Locate every line in the material below that has the word "Ahmednagar". Copy each of those lines.
-- start of Given data --
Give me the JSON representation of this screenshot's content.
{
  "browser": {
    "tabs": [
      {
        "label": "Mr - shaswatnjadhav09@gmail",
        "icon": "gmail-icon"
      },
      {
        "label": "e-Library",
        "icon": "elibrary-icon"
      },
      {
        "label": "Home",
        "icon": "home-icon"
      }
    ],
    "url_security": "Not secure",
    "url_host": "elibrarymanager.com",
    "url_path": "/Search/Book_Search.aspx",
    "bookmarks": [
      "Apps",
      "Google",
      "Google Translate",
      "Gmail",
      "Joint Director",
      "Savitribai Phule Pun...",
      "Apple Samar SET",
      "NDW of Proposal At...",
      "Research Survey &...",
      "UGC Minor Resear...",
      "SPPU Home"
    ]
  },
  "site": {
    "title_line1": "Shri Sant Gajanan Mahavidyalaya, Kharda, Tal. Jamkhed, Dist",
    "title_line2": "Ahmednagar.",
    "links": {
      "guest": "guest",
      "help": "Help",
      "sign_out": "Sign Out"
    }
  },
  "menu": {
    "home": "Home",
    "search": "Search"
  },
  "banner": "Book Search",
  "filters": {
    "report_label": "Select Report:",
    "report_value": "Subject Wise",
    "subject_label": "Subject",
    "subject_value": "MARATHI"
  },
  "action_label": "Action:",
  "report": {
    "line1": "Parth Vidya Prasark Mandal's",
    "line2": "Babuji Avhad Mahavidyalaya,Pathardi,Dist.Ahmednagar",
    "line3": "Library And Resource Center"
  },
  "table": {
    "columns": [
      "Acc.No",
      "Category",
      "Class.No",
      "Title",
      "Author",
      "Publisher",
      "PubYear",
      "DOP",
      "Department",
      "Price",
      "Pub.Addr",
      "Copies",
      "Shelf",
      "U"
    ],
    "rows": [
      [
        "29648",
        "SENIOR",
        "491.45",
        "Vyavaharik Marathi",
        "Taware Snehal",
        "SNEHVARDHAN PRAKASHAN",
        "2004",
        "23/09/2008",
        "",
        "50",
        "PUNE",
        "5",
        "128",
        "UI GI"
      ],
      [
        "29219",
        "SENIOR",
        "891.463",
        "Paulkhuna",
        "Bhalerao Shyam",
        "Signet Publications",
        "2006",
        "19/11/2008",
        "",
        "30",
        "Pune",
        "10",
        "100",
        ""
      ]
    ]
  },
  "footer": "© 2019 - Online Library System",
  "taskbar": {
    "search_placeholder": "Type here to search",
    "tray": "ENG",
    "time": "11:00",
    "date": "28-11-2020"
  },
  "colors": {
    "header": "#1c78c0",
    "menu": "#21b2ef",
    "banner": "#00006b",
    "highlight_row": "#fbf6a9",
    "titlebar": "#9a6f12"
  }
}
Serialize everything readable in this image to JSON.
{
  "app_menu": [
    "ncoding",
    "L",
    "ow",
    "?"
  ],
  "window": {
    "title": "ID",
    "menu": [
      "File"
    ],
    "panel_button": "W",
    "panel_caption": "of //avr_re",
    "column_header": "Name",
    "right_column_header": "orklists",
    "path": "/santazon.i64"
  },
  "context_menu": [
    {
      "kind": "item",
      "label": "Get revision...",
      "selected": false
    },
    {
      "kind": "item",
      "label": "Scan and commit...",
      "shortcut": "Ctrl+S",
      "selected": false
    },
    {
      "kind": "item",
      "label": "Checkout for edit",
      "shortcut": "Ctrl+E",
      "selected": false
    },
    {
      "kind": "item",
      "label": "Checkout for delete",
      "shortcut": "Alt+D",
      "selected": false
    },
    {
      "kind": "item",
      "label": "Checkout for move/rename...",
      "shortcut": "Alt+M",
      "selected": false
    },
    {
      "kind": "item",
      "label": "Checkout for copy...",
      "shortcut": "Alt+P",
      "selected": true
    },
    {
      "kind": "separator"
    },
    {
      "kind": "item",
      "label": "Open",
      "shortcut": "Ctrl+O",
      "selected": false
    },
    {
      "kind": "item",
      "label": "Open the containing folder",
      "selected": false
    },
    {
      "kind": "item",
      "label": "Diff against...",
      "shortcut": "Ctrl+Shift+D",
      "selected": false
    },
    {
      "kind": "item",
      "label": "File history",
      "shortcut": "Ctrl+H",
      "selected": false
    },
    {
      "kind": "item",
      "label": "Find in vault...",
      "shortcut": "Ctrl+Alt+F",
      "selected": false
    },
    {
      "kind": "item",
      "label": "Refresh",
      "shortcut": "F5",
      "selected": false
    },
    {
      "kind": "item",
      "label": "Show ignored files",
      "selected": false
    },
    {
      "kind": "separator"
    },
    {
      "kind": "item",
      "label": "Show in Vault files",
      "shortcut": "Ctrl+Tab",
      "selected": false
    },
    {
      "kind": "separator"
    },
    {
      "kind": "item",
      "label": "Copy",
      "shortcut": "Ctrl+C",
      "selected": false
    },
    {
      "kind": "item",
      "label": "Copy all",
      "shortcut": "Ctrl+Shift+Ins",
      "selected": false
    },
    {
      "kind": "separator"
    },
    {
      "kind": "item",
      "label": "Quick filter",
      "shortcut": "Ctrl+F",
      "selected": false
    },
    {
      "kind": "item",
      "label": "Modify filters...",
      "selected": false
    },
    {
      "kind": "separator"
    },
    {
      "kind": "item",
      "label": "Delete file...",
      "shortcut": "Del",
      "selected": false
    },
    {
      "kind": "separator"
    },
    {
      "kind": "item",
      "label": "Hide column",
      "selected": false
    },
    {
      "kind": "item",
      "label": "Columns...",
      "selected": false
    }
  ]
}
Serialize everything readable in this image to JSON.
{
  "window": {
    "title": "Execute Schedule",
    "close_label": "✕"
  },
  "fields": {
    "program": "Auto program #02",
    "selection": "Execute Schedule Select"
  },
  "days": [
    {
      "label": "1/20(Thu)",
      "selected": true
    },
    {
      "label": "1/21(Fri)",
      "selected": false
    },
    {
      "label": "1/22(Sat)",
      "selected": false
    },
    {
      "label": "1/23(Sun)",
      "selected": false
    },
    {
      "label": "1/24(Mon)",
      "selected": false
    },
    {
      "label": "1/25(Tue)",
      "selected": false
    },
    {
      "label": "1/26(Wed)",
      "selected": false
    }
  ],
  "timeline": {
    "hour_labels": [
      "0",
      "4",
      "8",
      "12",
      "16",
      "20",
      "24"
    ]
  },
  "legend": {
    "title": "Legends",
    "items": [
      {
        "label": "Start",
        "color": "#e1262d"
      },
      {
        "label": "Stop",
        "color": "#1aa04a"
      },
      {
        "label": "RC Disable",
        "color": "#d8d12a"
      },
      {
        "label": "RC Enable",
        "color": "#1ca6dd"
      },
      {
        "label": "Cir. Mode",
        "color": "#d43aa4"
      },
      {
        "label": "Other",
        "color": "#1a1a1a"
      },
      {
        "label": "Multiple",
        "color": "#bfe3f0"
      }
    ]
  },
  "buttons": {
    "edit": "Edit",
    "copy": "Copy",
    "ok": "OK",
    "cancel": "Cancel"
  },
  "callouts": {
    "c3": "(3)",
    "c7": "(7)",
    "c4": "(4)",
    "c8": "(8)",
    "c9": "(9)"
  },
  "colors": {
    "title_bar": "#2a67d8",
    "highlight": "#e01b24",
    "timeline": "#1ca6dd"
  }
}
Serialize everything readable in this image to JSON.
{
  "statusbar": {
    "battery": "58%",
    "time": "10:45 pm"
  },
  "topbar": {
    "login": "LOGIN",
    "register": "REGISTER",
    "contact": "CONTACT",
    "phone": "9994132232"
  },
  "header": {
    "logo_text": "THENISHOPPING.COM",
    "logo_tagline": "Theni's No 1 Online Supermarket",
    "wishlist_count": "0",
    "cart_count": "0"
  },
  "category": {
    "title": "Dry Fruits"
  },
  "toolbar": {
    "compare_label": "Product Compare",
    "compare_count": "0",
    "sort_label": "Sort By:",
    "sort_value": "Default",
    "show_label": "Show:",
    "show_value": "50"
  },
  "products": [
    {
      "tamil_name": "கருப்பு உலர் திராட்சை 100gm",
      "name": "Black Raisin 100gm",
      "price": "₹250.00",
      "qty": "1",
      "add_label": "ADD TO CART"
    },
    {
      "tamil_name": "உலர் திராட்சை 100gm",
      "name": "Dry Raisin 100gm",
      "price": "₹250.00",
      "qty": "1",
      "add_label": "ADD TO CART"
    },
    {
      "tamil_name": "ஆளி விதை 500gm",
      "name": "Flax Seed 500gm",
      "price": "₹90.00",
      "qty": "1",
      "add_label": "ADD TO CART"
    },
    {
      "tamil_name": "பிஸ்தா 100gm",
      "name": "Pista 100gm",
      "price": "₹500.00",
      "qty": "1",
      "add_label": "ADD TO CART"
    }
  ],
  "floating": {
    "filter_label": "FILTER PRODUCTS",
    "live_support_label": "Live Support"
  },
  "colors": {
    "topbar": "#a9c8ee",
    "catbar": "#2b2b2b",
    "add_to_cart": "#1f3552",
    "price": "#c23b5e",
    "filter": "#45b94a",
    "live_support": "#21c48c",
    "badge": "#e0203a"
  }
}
-- end of Given data --
■ The answer
    "title_line2": "Ahmednagar.",
    "line2": "Babuji Avhad Mahavidyalaya,Pathardi,Dist.Ahmednagar",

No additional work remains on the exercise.